Description of the task: Where a line in the listing contains the string "الله", copy that line out.

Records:

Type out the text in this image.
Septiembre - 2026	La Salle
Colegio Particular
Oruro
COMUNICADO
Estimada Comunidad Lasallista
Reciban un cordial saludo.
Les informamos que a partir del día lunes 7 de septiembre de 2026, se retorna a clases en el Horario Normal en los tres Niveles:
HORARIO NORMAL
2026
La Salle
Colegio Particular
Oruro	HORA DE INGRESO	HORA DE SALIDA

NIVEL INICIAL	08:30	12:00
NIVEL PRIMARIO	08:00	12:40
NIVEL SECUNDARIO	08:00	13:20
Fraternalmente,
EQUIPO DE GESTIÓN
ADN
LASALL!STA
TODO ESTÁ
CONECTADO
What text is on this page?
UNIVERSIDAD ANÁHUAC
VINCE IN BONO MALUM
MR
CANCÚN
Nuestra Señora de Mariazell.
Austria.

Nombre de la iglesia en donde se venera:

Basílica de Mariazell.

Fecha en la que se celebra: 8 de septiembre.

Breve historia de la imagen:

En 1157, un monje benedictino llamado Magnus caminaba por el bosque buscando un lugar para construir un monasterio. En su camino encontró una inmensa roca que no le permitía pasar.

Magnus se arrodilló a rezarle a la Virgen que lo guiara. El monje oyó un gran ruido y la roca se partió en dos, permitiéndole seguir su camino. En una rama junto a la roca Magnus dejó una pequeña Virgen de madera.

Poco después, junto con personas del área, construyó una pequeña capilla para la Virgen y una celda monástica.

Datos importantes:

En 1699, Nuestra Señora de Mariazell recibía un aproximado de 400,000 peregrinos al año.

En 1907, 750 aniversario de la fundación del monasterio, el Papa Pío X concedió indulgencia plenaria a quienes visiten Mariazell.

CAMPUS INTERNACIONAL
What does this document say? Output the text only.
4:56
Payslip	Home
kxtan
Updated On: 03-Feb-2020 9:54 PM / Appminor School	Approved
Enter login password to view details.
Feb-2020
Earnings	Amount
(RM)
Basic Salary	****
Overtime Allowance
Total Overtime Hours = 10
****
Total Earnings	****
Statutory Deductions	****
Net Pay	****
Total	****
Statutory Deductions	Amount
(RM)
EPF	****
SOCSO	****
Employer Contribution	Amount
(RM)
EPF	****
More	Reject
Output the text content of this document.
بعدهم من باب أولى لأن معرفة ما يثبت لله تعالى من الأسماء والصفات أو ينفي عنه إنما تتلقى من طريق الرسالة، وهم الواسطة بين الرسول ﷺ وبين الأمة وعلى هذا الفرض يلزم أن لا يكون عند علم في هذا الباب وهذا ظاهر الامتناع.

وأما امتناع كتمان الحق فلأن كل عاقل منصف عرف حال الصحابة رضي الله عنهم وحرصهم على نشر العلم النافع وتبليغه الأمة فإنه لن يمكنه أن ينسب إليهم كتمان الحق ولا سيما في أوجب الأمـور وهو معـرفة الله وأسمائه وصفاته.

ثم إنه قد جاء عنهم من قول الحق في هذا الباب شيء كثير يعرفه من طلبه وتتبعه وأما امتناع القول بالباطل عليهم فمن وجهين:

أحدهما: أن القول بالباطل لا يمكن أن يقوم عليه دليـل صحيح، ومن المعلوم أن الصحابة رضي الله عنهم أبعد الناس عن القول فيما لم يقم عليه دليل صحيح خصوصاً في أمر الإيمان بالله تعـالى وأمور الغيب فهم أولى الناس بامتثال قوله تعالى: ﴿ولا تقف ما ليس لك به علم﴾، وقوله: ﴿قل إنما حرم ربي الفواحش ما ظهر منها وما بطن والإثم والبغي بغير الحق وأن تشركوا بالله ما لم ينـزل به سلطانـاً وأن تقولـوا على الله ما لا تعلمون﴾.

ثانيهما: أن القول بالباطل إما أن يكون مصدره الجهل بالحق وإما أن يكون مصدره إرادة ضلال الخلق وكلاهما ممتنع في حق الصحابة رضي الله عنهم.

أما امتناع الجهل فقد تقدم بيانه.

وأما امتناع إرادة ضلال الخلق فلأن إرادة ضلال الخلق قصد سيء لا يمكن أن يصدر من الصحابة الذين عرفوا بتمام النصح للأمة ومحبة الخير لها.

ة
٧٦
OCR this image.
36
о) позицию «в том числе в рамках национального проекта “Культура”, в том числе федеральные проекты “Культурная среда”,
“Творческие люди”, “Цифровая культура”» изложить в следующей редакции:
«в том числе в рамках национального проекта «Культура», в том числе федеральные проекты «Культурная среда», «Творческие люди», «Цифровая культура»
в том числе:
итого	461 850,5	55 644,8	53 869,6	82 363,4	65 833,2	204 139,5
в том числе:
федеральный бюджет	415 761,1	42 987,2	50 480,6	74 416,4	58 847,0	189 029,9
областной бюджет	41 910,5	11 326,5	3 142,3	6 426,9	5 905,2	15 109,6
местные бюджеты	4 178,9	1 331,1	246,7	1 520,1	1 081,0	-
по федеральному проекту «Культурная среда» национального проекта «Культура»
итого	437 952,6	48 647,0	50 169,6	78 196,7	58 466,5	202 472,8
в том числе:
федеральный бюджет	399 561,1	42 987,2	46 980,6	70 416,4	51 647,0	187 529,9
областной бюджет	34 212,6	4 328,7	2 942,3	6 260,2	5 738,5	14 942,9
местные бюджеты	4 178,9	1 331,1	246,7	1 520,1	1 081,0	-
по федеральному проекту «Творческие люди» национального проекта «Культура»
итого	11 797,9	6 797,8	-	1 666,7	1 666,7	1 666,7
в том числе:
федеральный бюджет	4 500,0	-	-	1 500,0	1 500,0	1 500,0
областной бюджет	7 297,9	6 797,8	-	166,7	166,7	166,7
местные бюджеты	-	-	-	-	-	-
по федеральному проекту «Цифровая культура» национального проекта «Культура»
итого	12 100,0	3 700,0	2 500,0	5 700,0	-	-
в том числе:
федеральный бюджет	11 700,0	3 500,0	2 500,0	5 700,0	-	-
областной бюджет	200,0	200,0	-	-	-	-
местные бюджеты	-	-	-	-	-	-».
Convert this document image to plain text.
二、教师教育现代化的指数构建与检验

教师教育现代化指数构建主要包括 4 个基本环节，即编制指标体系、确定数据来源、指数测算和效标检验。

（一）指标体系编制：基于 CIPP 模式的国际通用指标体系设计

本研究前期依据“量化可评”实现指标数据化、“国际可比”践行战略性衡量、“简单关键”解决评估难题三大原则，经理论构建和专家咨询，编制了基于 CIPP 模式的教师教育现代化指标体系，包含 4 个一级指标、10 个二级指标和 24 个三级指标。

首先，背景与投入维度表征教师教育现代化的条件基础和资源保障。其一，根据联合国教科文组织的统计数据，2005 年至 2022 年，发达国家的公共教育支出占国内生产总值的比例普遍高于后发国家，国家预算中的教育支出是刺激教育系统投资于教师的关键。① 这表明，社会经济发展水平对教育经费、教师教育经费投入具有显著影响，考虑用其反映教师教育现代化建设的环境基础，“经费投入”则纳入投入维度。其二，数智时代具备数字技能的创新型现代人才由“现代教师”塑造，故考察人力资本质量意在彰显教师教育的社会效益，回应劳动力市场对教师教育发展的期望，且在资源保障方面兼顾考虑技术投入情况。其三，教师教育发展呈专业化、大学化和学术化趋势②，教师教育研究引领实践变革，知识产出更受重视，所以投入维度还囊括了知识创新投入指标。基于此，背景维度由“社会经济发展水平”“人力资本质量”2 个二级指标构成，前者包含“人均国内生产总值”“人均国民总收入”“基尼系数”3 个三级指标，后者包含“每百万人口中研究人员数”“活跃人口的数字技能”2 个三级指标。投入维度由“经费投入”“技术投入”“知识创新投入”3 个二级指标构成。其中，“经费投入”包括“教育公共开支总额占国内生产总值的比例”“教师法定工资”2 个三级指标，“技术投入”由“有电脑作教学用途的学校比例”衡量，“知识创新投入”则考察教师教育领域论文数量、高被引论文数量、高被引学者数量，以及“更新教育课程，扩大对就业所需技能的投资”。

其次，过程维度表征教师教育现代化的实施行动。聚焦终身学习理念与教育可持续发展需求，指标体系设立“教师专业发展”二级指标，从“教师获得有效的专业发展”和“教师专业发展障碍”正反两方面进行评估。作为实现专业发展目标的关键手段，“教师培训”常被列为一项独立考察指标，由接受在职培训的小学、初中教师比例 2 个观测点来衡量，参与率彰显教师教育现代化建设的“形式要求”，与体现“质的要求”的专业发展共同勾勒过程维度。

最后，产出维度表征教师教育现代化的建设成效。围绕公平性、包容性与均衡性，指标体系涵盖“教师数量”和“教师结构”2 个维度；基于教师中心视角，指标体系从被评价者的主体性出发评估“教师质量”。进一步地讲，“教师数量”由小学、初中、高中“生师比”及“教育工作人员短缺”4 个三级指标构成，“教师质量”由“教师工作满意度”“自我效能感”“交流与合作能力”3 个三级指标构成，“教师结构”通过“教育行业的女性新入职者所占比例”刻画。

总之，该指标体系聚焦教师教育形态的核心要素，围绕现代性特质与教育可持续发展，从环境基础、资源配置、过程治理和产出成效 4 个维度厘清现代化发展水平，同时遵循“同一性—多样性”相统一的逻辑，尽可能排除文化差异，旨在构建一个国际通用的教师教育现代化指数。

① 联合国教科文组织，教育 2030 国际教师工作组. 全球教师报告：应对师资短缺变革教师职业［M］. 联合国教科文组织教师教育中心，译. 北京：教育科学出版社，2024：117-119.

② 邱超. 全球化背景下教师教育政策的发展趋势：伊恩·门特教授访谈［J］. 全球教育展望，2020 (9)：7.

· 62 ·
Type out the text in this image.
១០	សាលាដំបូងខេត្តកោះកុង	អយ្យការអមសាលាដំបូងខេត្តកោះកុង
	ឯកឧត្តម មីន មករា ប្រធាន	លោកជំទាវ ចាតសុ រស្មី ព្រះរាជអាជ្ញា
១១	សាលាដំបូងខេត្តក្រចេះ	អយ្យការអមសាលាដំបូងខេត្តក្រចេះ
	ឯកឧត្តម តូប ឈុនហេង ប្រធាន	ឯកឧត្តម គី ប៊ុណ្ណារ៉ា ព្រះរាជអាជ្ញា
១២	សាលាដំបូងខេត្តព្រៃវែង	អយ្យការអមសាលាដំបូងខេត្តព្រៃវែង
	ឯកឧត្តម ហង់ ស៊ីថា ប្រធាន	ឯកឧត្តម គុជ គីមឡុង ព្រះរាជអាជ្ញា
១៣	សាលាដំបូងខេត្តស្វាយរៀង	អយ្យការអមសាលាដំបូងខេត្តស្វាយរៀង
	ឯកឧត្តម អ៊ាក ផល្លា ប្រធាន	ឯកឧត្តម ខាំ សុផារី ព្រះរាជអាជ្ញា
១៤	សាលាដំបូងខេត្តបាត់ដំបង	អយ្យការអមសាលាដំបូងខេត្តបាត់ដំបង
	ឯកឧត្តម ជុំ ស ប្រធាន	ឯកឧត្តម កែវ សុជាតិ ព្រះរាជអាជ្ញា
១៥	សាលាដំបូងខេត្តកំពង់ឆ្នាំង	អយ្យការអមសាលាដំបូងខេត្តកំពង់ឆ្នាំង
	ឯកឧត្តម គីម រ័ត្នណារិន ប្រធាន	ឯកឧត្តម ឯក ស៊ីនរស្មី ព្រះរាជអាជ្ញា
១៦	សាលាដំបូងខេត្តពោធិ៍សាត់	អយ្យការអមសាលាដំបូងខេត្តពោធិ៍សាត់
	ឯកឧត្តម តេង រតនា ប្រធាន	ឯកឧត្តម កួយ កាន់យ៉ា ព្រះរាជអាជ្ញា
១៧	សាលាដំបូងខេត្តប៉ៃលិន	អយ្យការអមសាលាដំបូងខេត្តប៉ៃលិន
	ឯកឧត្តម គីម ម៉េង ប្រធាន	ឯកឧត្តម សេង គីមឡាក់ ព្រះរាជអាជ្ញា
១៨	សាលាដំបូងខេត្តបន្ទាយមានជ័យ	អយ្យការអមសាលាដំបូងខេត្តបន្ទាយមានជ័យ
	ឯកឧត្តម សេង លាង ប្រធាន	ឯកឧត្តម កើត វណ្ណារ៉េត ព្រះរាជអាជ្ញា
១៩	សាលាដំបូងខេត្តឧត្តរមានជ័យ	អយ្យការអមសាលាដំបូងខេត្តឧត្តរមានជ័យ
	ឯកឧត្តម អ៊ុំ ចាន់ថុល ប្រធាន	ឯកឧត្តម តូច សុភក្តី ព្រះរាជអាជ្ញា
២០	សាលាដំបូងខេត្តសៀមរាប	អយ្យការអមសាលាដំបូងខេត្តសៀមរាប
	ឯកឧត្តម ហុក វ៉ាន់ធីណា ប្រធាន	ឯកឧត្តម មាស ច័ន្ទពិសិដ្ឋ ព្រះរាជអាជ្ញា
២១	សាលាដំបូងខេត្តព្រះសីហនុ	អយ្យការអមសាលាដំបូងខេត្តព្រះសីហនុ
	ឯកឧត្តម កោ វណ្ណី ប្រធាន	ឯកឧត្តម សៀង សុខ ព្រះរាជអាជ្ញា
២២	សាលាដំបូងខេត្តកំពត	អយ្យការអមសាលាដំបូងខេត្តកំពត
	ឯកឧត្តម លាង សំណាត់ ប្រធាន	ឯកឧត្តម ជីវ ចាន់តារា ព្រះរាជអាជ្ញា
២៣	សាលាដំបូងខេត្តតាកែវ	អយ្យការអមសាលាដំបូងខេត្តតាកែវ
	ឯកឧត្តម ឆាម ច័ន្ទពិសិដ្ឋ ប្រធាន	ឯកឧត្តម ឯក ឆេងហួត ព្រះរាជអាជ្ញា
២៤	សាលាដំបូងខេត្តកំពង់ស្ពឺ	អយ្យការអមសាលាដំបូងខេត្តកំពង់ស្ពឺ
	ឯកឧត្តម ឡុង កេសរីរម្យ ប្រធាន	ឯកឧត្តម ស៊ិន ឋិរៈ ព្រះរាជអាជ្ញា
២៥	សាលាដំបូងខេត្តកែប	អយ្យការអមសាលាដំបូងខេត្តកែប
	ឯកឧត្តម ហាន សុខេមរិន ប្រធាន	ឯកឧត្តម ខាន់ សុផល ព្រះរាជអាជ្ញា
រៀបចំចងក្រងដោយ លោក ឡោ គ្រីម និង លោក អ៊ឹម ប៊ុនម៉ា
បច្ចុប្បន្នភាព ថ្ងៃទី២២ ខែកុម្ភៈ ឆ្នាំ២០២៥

Finished task:
وأما امتناع كتمان الحق فلأن كل عاقل منصف عرف حال الصحابة رضي الله عنهم وحرصهم على نشر العلم النافع وتبليغه الأمة فإنه لن يمكنه أن ينسب إليهم كتمان الحق ولا سيما في أوجب الأمـور وهو معـرفة الله وأسمائه وصفاته.
أحدهما: أن القول بالباطل لا يمكن أن يقوم عليه دليـل صحيح، ومن المعلوم أن الصحابة رضي الله عنهم أبعد الناس عن القول فيما لم يقم عليه دليل صحيح خصوصاً في أمر الإيمان بالله تعـالى وأمور الغيب فهم أولى الناس بامتثال قوله تعالى: ﴿ولا تقف ما ليس لك به علم﴾، وقوله: ﴿قل إنما حرم ربي الفواحش ما ظهر منها وما بطن والإثم والبغي بغير الحق وأن تشركوا بالله ما لم ينـزل به سلطانـاً وأن تقولـوا على الله ما لا تعلمون﴾.
ثانيهما: أن القول بالباطل إما أن يكون مصدره الجهل بالحق وإما أن يكون مصدره إرادة ضلال الخلق وكلاهما ممتنع في حق الصحابة رضي الله عنهم.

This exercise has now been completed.